### LISTED RECORDS
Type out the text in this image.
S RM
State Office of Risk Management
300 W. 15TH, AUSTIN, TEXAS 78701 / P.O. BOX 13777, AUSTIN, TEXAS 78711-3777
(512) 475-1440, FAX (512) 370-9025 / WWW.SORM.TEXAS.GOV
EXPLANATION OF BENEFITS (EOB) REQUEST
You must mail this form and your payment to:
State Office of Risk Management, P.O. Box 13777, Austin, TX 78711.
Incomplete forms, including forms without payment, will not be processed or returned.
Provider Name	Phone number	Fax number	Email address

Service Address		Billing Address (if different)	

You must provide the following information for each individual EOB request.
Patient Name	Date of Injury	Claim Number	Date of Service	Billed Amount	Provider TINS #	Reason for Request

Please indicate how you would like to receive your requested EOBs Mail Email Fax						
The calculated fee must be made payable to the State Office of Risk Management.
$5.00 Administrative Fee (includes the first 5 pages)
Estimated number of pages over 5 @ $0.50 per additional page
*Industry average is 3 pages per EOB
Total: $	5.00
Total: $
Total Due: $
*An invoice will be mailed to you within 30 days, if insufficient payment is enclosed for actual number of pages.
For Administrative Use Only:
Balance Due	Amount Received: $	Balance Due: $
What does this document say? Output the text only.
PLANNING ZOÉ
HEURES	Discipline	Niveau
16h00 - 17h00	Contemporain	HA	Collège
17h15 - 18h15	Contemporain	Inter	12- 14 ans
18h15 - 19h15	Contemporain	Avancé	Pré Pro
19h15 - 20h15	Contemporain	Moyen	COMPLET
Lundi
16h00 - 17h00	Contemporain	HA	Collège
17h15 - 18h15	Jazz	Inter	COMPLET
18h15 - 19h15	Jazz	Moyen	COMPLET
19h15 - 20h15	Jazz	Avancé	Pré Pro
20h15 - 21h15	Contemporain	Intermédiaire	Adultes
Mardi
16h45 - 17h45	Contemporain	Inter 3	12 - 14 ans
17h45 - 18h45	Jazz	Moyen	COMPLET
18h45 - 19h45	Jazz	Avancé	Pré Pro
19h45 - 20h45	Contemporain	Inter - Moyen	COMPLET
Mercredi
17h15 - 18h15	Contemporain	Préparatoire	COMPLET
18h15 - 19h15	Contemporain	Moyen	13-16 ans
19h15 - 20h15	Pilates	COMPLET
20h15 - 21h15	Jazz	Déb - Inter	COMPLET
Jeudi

### WHAT YOU ARE ASKED TO DO
Copy whichever lines in the listing above contain the word "this".

### RESPONSE
Type out the text in this image.
You must mail this form and your payment to:
What does this document say? Output the text only.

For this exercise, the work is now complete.